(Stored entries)
***

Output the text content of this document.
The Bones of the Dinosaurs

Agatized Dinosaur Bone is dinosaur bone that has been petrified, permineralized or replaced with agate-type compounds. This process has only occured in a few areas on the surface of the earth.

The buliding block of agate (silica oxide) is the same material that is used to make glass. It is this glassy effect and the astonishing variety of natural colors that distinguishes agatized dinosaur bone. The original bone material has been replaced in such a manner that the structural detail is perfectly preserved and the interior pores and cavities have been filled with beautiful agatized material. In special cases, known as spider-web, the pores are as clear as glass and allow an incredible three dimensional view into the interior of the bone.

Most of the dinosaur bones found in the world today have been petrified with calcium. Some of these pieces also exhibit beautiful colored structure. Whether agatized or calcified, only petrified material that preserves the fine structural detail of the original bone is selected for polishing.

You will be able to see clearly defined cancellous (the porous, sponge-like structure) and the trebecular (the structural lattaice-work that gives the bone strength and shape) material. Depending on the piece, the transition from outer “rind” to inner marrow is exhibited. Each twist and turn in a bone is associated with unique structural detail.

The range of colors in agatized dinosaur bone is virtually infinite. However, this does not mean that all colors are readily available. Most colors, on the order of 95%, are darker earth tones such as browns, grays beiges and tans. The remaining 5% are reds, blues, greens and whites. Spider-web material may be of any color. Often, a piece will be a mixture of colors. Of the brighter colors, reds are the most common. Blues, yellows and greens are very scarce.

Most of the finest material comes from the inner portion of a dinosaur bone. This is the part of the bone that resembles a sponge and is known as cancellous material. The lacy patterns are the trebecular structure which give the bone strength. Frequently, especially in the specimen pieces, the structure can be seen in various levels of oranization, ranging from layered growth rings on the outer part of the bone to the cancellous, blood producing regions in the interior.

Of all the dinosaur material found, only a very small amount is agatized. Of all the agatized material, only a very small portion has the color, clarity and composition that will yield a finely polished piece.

***

Give the count of lines containing "from", with no added text.

→ Written answer
2